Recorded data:
* * * * *
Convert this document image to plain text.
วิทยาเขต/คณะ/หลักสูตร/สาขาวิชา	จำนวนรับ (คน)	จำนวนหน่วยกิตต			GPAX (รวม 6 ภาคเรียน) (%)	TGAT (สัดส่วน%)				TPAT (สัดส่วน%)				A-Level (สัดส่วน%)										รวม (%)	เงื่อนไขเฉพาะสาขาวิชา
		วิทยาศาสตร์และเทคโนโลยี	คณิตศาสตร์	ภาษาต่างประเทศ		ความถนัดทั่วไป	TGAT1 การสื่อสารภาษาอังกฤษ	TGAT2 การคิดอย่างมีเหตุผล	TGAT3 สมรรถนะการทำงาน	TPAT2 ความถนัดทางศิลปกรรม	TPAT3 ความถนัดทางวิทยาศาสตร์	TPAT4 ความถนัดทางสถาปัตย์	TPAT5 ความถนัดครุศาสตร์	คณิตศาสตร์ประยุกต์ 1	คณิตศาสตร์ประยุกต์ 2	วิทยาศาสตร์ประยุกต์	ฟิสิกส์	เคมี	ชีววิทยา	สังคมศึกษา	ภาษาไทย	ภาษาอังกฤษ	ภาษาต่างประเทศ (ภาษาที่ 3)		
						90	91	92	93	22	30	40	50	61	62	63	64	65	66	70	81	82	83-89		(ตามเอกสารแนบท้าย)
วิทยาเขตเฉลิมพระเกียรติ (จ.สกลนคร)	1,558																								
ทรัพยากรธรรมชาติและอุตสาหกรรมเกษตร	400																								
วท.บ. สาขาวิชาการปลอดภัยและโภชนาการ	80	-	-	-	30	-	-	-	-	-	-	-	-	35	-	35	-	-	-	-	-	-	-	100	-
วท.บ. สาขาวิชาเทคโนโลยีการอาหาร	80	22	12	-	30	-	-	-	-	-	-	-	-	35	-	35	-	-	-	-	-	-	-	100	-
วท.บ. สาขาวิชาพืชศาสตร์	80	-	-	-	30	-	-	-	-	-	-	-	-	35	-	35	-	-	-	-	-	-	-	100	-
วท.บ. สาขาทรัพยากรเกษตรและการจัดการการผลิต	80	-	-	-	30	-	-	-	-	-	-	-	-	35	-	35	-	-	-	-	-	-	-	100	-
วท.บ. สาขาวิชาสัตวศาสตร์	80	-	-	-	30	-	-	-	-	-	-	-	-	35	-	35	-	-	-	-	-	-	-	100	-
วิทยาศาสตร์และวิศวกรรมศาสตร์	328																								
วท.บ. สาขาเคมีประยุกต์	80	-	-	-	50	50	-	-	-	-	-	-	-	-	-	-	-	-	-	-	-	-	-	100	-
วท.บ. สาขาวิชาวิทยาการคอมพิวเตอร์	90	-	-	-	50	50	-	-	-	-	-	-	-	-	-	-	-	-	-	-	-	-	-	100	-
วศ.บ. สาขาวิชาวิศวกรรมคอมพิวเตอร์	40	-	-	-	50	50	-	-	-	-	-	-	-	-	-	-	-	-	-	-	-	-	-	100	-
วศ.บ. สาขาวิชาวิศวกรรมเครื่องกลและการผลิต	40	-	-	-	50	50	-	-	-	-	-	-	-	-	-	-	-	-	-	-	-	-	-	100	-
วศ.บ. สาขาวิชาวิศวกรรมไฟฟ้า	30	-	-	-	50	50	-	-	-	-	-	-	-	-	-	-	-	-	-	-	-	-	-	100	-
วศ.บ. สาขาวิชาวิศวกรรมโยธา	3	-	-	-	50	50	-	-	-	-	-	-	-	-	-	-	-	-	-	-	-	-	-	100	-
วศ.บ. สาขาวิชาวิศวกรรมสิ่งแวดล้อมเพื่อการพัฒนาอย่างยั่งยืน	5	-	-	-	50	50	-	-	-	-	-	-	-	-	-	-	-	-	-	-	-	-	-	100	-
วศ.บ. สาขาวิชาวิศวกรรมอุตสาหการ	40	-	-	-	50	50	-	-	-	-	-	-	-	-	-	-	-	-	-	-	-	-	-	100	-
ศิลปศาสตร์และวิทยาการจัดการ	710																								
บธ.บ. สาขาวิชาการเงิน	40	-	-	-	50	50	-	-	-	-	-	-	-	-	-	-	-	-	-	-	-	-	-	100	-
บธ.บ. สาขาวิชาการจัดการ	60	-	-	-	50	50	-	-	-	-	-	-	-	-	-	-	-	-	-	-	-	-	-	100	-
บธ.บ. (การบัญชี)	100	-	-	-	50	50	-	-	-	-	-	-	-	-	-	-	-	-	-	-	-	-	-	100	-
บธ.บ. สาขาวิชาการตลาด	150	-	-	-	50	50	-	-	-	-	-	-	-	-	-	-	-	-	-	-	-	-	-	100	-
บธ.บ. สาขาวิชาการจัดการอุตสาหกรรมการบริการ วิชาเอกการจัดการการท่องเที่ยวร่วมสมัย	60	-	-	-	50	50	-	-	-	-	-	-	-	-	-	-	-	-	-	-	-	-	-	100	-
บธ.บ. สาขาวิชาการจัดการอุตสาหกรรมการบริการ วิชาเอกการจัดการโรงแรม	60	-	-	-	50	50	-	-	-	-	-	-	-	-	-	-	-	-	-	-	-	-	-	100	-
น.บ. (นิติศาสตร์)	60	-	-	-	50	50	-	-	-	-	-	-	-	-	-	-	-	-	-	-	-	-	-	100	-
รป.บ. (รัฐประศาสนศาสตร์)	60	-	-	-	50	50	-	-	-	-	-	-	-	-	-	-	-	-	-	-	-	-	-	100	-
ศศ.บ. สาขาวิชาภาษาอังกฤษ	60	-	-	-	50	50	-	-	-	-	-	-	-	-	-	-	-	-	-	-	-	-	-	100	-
* * * * *
• [Work to complete]:
Go through the records above and set each one down exactly, please.

• [Written solution]:
Convert this document image to plain text.
วิทยาเขต/คณะ/หลักสูตร/สาขาวิชา	จำนวนรับ (คน)	จำนวนหน่วยกิตต			GPAX (รวม 6 ภาคเรียน) (%)	TGAT (สัดส่วน%)				TPAT (สัดส่วน%)				A-Level (สัดส่วน%)										รวม (%)	เงื่อนไขเฉพาะสาขาวิชา
		วิทยาศาสตร์และเทคโนโลยี	คณิตศาสตร์	ภาษาต่างประเทศ		ความถนัดทั่วไป	TGAT1 การสื่อสารภาษาอังกฤษ	TGAT2 การคิดอย่างมีเหตุผล	TGAT3 สมรรถนะการทำงาน	TPAT2 ความถนัดทางศิลปกรรม	TPAT3 ความถนัดทางวิทยาศาสตร์	TPAT4 ความถนัดทางสถาปัตย์	TPAT5 ความถนัดครุศาสตร์	คณิตศาสตร์ประยุกต์ 1	คณิตศาสตร์ประยุกต์ 2	วิทยาศาสตร์ประยุกต์	ฟิสิกส์	เคมี	ชีววิทยา	สังคมศึกษา	ภาษาไทย	ภาษาอังกฤษ	ภาษาต่างประเทศ (ภาษาที่ 3)		
						90	91	92	93	22	30	40	50	61	62	63	64	65	66	70	81	82	83-89		(ตามเอกสารแนบท้าย)
วิทยาเขตเฉลิมพระเกียรติ (จ.สกลนคร)	1,558																								
ทรัพยากรธรรมชาติและอุตสาหกรรมเกษตร	400																								
วท.บ. สาขาวิชาการปลอดภัยและโภชนาการ	80	-	-	-	30	-	-	-	-	-	-	-	-	35	-	35	-	-	-	-	-	-	-	100	-
วท.บ. สาขาวิชาเทคโนโลยีการอาหาร	80	22	12	-	30	-	-	-	-	-	-	-	-	35	-	35	-	-	-	-	-	-	-	100	-
วท.บ. สาขาวิชาพืชศาสตร์	80	-	-	-	30	-	-	-	-	-	-	-	-	35	-	35	-	-	-	-	-	-	-	100	-
วท.บ. สาขาทรัพยากรเกษตรและการจัดการการผลิต	80	-	-	-	30	-	-	-	-	-	-	-	-	35	-	35	-	-	-	-	-	-	-	100	-
วท.บ. สาขาวิชาสัตวศาสตร์	80	-	-	-	30	-	-	-	-	-	-	-	-	35	-	35	-	-	-	-	-	-	-	100	-
วิทยาศาสตร์และวิศวกรรมศาสตร์	328																								
วท.บ. สาขาเคมีประยุกต์	80	-	-	-	50	50	-	-	-	-	-	-	-	-	-	-	-	-	-	-	-	-	-	100	-
วท.บ. สาขาวิชาวิทยาการคอมพิวเตอร์	90	-	-	-	50	50	-	-	-	-	-	-	-	-	-	-	-	-	-	-	-	-	-	100	-
วศ.บ. สาขาวิชาวิศวกรรมคอมพิวเตอร์	40	-	-	-	50	50	-	-	-	-	-	-	-	-	-	-	-	-	-	-	-	-	-	100	-
วศ.บ. สาขาวิชาวิศวกรรมเครื่องกลและการผลิต	40	-	-	-	50	50	-	-	-	-	-	-	-	-	-	-	-	-	-	-	-	-	-	100	-
วศ.บ. สาขาวิชาวิศวกรรมไฟฟ้า	30	-	-	-	50	50	-	-	-	-	-	-	-	-	-	-	-	-	-	-	-	-	-	100	-
วศ.บ. สาขาวิชาวิศวกรรมโยธา	3	-	-	-	50	50	-	-	-	-	-	-	-	-	-	-	-	-	-	-	-	-	-	100	-
วศ.บ. สาขาวิชาวิศวกรรมสิ่งแวดล้อมเพื่อการพัฒนาอย่างยั่งยืน	5	-	-	-	50	50	-	-	-	-	-	-	-	-	-	-	-	-	-	-	-	-	-	100	-
วศ.บ. สาขาวิชาวิศวกรรมอุตสาหการ	40	-	-	-	50	50	-	-	-	-	-	-	-	-	-	-	-	-	-	-	-	-	-	100	-
ศิลปศาสตร์และวิทยาการจัดการ	710																								
บธ.บ. สาขาวิชาการเงิน	40	-	-	-	50	50	-	-	-	-	-	-	-	-	-	-	-	-	-	-	-	-	-	100	-
บธ.บ. สาขาวิชาการจัดการ	60	-	-	-	50	50	-	-	-	-	-	-	-	-	-	-	-	-	-	-	-	-	-	100	-
บธ.บ. (การบัญชี)	100	-	-	-	50	50	-	-	-	-	-	-	-	-	-	-	-	-	-	-	-	-	-	100	-
บธ.บ. สาขาวิชาการตลาด	150	-	-	-	50	50	-	-	-	-	-	-	-	-	-	-	-	-	-	-	-	-	-	100	-
บธ.บ. สาขาวิชาการจัดการอุตสาหกรรมการบริการ วิชาเอกการจัดการการท่องเที่ยวร่วมสมัย	60	-	-	-	50	50	-	-	-	-	-	-	-	-	-	-	-	-	-	-	-	-	-	100	-
บธ.บ. สาขาวิชาการจัดการอุตสาหกรรมการบริการ วิชาเอกการจัดการโรงแรม	60	-	-	-	50	50	-	-	-	-	-	-	-	-	-	-	-	-	-	-	-	-	-	100	-
น.บ. (นิติศาสตร์)	60	-	-	-	50	50	-	-	-	-	-	-	-	-	-	-	-	-	-	-	-	-	-	100	-
รป.บ. (รัฐประศาสนศาสตร์)	60	-	-	-	50	50	-	-	-	-	-	-	-	-	-	-	-	-	-	-	-	-	-	100	-
ศศ.บ. สาขาวิชาภาษาอังกฤษ	60	-	-	-	50	50	-	-	-	-	-	-	-	-	-	-	-	-	-	-	-	-	-	100	-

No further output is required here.